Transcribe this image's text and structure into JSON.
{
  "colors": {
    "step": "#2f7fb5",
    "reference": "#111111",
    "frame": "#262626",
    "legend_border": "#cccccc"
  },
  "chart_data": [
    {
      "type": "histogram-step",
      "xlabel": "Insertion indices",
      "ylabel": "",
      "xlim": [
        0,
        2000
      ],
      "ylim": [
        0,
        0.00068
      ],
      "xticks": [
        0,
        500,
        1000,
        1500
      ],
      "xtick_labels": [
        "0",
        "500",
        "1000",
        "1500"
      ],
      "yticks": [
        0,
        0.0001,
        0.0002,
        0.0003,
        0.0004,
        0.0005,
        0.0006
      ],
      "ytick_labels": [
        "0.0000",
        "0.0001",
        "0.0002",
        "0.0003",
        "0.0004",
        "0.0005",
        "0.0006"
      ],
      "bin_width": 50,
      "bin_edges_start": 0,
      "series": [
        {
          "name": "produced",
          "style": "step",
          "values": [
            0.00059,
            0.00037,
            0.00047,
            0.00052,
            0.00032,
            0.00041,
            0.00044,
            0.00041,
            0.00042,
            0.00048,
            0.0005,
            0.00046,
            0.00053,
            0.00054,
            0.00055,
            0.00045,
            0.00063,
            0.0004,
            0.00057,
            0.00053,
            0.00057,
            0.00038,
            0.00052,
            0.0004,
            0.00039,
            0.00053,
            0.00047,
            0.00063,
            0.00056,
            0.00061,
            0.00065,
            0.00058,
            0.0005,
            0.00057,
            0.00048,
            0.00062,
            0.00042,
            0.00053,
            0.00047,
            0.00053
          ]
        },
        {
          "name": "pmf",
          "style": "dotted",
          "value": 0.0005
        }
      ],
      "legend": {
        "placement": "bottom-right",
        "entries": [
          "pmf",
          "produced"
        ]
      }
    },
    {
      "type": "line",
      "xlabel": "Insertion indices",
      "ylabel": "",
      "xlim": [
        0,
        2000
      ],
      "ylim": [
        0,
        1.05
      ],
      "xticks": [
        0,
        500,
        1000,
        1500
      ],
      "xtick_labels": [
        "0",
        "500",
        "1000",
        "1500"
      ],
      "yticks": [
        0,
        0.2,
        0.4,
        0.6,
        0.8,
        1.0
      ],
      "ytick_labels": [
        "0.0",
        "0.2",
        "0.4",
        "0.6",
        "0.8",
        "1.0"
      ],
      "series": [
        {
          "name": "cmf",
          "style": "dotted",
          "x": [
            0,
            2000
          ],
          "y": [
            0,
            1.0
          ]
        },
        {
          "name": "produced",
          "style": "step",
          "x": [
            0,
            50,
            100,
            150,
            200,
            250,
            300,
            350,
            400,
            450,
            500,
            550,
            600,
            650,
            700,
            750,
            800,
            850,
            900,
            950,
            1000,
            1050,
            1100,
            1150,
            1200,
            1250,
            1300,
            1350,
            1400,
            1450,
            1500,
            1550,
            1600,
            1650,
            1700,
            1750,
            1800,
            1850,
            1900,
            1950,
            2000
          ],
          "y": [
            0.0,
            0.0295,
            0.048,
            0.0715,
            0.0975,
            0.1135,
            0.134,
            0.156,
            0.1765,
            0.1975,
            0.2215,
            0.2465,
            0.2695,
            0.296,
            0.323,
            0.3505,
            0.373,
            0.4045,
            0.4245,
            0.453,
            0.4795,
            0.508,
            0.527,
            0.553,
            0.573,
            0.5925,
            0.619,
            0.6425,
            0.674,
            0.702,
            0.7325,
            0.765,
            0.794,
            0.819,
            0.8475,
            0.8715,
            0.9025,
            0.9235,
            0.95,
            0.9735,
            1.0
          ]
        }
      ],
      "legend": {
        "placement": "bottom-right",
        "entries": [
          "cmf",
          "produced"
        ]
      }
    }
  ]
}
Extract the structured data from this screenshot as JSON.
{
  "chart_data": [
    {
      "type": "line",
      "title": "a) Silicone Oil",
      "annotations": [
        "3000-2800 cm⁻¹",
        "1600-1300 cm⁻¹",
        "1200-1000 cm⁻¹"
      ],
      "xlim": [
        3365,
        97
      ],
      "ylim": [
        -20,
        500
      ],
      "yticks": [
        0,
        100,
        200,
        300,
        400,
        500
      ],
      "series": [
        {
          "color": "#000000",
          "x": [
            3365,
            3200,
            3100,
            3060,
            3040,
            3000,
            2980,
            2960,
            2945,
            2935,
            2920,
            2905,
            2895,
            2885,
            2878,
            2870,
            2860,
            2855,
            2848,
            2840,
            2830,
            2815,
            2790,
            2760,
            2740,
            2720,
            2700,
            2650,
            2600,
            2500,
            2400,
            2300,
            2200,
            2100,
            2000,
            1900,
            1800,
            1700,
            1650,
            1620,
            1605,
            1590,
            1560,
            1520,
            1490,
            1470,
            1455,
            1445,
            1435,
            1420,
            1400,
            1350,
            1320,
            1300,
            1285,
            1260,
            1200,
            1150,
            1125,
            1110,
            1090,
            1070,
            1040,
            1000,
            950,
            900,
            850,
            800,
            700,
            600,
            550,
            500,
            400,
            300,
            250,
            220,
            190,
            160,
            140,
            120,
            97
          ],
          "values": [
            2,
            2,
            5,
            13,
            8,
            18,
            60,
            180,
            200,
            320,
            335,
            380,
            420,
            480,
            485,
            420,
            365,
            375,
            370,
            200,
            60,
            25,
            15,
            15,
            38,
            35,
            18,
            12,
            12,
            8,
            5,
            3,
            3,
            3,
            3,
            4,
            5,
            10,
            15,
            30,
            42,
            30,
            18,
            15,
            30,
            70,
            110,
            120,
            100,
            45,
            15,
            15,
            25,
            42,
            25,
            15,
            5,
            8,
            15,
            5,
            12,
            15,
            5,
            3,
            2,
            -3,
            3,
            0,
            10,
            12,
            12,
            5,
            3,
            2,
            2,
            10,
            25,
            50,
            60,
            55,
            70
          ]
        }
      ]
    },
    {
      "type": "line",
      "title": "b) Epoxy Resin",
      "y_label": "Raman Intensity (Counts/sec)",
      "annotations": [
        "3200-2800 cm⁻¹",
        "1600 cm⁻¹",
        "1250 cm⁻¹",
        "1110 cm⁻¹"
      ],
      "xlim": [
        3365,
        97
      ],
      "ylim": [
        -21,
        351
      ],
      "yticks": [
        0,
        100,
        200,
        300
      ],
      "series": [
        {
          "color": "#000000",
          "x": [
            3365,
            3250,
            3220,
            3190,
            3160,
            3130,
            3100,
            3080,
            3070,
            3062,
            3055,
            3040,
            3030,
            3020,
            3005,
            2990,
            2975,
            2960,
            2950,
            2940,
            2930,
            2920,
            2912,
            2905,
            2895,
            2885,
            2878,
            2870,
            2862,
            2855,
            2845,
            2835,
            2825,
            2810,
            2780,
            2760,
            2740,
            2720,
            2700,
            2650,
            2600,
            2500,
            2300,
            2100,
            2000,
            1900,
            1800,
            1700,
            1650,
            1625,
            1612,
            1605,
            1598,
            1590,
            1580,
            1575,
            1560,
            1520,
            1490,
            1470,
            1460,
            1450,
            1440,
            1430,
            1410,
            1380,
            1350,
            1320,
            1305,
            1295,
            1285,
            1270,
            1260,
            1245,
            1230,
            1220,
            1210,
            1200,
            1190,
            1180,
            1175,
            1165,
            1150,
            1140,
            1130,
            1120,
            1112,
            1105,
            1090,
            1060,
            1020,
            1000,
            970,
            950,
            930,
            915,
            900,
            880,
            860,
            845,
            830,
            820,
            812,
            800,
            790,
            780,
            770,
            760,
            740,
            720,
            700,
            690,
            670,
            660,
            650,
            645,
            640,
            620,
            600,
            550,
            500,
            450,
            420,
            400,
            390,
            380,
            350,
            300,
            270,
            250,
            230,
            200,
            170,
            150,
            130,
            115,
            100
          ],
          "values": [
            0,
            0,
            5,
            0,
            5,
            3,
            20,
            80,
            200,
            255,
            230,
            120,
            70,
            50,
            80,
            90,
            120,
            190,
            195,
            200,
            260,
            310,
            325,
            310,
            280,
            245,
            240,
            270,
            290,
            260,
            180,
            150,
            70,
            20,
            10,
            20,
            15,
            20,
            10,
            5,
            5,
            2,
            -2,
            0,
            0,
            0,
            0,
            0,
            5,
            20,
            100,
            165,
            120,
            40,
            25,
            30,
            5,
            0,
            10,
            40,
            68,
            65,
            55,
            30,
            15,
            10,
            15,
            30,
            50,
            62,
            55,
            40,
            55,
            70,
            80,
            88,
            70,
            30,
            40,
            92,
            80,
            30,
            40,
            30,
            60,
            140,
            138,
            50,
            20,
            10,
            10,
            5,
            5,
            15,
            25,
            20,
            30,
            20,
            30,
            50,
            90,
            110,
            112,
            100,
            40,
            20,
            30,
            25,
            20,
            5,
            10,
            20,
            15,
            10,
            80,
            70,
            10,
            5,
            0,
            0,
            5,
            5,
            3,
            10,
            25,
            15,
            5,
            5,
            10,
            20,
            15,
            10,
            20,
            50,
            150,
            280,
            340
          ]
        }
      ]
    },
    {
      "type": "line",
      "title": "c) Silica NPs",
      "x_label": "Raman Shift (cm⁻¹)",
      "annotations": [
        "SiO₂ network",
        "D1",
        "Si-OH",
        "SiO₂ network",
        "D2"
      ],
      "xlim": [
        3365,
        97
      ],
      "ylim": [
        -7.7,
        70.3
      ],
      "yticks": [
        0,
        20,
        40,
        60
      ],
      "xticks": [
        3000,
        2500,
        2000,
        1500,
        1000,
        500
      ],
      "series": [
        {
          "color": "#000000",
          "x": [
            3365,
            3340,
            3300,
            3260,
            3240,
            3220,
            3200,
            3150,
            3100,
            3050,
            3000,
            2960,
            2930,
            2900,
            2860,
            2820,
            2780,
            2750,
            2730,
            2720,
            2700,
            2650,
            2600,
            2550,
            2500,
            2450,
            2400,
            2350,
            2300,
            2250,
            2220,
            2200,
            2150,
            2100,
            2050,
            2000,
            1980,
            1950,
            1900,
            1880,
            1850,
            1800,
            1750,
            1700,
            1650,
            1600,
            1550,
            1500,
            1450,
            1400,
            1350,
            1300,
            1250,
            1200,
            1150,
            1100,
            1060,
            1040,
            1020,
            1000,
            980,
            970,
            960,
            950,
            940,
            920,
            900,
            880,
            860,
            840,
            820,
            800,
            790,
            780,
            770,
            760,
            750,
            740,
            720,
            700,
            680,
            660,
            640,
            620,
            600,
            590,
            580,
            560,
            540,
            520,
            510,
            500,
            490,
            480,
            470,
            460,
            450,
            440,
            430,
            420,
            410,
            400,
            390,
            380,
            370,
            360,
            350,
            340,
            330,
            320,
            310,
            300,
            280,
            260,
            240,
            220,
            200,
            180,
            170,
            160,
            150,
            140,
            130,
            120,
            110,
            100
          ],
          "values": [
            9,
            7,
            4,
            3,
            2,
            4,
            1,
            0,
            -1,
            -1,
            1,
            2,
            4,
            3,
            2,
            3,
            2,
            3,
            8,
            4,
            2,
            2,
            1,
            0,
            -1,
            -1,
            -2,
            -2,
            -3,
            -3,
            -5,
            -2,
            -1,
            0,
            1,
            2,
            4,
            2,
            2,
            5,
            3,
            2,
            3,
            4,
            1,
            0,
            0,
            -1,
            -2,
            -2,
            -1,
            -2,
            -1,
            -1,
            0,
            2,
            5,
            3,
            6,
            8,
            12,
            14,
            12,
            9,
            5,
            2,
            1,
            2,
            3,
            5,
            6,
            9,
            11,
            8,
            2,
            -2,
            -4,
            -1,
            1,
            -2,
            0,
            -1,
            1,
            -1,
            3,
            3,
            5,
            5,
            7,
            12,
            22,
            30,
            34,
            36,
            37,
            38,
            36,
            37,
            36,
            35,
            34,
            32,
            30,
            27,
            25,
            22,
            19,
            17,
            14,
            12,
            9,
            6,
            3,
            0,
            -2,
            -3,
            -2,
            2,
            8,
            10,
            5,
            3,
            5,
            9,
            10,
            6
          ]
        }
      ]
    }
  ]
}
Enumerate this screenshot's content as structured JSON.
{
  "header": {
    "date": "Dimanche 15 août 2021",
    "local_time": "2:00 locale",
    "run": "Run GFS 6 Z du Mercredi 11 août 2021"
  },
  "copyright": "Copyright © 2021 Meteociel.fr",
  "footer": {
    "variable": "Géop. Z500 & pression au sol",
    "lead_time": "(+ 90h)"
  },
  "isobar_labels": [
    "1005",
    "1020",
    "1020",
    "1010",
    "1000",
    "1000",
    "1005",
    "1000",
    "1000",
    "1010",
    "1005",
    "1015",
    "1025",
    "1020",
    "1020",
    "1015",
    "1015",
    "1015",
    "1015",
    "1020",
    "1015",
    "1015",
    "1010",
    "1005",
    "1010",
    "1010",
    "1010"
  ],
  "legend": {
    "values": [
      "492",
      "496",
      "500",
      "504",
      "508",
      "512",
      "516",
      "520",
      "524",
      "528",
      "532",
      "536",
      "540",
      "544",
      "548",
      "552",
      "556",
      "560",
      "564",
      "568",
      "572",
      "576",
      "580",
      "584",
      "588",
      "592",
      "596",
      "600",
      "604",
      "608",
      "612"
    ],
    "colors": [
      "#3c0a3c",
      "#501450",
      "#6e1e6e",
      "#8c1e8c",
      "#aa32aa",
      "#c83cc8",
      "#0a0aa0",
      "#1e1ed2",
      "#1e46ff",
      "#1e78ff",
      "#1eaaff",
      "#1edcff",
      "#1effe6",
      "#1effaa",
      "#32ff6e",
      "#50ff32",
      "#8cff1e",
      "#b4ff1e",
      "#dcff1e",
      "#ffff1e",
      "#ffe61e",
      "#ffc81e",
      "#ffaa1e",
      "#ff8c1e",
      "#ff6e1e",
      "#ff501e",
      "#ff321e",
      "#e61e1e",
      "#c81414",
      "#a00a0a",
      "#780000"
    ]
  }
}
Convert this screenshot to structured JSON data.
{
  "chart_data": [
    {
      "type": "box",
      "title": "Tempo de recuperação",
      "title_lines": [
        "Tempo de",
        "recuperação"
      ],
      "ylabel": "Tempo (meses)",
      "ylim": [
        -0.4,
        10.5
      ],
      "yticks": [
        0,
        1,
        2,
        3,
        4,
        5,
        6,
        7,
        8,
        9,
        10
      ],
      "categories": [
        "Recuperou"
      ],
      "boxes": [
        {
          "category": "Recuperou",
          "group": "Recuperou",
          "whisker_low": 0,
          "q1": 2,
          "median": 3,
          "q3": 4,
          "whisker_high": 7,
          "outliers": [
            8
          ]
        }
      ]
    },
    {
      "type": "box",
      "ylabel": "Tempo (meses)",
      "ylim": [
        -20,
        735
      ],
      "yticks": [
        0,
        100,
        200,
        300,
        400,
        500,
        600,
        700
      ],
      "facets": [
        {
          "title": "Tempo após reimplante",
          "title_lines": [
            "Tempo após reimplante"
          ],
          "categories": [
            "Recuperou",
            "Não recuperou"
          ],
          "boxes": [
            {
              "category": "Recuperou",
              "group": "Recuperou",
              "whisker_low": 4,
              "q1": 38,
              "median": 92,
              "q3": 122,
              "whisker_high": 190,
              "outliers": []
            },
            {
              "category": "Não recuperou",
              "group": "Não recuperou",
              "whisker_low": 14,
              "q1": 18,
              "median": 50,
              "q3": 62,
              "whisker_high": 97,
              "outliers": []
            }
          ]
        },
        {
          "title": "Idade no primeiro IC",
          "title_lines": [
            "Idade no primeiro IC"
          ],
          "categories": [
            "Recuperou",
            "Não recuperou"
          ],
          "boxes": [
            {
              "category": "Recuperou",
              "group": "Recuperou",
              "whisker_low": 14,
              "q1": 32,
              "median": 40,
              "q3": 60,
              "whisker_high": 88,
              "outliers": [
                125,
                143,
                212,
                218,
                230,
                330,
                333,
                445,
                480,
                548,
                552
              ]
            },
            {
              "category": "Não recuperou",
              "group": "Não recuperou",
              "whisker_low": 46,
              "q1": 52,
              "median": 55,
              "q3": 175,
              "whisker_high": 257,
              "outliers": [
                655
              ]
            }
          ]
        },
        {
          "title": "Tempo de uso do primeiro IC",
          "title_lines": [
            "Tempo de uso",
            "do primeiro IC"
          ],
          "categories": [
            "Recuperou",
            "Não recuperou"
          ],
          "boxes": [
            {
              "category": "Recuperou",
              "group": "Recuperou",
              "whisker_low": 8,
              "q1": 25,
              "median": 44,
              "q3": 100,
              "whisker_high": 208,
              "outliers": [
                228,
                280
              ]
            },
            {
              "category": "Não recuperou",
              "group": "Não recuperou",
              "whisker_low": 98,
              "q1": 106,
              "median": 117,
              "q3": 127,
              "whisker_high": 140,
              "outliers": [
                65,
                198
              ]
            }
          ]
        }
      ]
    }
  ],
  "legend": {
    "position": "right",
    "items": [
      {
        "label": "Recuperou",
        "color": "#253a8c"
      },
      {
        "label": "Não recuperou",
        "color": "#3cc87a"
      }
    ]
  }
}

━━━━━━━━━━━━━━━━━━━━

▸ **STATED PROBLEM**: Extract every line above containing the word "Tempo".

▸ **ANSWER IN FULL**:
      "title": "Tempo de recuperação",
        "Tempo de",
      "ylabel": "Tempo (meses)",
      "ylabel": "Tempo (meses)",
          "title": "Tempo após reimplante",
            "Tempo após reimplante"
          "title": "Tempo de uso do primeiro IC",
            "Tempo de uso",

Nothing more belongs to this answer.